Figure record listings

· · ·

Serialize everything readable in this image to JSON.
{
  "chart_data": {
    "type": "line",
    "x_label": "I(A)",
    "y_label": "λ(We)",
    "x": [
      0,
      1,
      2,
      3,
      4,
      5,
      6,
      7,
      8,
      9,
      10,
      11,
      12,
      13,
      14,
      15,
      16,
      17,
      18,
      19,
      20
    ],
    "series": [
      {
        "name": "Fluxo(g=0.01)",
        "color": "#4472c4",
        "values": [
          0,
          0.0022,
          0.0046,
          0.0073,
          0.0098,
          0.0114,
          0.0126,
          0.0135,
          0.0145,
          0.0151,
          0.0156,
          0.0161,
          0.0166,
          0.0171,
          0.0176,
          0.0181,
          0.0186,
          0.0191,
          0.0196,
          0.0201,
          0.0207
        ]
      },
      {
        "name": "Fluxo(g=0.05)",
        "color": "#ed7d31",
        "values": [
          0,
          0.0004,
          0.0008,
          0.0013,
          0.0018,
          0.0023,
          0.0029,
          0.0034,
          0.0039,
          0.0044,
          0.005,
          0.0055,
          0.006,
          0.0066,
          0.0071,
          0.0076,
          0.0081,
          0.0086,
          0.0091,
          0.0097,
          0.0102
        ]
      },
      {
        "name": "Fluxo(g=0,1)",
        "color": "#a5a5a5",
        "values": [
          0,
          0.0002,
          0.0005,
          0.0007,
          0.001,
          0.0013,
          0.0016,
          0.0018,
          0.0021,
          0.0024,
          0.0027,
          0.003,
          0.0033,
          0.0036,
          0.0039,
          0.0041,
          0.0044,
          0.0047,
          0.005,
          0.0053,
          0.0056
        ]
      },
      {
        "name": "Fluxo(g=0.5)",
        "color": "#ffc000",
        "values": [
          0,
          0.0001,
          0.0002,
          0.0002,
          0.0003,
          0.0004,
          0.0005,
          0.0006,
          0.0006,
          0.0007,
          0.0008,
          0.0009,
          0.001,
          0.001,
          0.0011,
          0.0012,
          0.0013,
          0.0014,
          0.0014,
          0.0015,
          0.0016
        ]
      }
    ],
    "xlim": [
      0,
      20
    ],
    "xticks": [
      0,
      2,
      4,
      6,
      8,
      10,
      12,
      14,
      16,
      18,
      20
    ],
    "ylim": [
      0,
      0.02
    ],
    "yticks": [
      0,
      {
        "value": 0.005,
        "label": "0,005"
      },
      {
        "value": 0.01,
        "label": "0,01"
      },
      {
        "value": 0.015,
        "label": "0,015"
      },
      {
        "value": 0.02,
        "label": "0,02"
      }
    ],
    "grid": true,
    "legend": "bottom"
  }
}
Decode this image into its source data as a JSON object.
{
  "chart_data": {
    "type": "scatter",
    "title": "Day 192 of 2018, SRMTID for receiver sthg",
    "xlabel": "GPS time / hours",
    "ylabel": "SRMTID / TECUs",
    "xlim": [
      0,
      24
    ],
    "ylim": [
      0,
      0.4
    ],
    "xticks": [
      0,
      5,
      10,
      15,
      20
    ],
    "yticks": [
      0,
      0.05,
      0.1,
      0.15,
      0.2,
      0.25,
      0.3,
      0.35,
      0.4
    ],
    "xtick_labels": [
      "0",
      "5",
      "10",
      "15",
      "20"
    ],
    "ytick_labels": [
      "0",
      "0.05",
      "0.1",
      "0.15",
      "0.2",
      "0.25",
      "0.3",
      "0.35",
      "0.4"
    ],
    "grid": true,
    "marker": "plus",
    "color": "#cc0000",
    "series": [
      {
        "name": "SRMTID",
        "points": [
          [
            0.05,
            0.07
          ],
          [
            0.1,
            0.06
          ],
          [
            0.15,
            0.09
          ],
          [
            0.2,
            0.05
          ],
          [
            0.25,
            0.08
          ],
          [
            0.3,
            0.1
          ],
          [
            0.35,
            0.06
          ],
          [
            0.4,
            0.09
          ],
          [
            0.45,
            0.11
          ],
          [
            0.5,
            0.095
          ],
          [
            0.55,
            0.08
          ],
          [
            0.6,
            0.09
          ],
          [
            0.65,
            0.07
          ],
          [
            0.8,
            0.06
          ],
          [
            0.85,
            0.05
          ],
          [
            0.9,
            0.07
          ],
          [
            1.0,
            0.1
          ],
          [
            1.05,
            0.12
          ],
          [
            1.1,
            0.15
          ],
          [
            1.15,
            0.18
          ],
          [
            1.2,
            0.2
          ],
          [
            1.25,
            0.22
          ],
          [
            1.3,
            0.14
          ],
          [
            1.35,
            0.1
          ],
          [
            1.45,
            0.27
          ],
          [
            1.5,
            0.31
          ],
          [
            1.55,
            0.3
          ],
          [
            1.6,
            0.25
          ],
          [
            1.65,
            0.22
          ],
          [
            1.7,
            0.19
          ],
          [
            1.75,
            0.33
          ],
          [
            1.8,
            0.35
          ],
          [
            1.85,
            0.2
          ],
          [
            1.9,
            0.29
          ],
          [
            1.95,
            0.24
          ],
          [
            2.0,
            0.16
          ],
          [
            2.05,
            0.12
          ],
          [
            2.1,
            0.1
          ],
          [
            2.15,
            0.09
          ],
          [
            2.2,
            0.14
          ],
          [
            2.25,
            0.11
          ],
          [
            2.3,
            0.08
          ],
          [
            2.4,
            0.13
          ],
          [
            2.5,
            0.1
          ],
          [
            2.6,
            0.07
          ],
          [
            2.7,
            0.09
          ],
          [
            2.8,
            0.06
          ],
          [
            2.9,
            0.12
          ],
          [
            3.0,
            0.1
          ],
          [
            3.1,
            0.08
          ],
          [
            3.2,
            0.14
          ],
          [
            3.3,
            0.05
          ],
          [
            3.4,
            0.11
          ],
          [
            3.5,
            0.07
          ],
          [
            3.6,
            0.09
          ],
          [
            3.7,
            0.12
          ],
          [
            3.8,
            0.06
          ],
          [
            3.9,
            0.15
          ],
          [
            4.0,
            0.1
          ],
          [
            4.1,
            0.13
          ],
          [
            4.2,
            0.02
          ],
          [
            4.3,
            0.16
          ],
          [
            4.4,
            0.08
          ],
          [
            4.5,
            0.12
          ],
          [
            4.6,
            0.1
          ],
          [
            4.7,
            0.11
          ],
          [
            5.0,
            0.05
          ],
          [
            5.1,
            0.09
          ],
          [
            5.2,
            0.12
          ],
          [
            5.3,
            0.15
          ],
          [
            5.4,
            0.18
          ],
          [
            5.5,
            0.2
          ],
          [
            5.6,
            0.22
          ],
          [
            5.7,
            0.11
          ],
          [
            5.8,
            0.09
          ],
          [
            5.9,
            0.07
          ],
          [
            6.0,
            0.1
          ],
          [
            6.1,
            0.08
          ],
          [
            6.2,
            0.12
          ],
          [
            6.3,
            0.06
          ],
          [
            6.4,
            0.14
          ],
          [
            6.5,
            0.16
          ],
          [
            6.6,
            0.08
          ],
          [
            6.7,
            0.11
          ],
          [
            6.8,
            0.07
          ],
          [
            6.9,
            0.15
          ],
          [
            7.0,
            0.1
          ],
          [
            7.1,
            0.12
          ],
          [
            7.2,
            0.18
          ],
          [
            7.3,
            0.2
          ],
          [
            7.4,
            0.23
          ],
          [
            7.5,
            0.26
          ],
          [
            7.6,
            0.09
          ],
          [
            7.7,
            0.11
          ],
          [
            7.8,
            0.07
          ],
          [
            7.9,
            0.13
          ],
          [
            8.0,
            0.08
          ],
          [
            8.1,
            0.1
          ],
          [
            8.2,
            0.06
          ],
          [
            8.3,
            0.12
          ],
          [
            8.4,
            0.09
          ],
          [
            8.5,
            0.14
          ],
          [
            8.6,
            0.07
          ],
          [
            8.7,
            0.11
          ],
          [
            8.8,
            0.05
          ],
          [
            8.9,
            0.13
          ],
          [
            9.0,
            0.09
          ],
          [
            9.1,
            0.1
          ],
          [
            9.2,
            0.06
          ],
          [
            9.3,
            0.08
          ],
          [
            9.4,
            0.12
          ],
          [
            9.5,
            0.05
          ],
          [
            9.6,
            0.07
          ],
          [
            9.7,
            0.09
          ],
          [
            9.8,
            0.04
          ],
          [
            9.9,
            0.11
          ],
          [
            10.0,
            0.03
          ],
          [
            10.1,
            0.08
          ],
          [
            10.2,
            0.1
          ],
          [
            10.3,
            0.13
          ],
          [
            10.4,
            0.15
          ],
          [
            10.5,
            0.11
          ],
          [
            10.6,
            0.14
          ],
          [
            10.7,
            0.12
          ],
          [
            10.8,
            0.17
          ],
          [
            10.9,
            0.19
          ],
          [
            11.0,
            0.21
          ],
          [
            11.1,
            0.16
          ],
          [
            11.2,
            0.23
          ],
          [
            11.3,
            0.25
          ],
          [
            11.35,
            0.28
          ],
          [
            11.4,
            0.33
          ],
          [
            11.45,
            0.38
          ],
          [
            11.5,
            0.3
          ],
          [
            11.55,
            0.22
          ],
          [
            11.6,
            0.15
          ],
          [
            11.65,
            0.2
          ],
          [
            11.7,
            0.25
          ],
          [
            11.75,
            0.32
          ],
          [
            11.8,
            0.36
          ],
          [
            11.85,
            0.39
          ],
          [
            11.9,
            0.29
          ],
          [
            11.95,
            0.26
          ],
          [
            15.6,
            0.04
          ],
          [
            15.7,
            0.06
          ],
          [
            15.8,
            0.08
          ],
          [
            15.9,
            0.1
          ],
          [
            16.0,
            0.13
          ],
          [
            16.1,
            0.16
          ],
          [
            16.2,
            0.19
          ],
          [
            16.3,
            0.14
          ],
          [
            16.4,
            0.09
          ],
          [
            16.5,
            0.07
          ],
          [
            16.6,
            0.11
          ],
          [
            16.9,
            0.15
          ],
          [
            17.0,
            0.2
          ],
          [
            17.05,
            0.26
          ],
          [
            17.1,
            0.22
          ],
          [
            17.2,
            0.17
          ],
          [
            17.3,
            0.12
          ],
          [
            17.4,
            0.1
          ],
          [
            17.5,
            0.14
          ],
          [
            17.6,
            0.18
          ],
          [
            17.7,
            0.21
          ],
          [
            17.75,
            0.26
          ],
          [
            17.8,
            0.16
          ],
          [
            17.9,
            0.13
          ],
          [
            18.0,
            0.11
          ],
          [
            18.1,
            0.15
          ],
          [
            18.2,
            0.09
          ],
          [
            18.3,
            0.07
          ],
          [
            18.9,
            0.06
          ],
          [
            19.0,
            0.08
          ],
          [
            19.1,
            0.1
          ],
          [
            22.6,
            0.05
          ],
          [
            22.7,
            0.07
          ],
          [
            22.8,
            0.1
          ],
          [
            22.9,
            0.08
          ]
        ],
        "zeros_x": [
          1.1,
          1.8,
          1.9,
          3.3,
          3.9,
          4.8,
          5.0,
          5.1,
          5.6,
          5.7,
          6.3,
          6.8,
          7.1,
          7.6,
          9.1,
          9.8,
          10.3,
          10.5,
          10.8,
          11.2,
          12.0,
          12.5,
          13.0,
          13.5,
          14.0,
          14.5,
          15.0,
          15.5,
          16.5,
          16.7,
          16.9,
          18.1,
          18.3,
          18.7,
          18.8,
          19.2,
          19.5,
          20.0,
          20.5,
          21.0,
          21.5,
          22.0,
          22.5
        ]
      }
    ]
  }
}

· · ·

== REQUIREMENT ==
List all lines from the entries that include the word "this".

== THE OUTPUT ==
Serialize everything readable in this image to JSON.
Decode this image into its source data as a JSON object.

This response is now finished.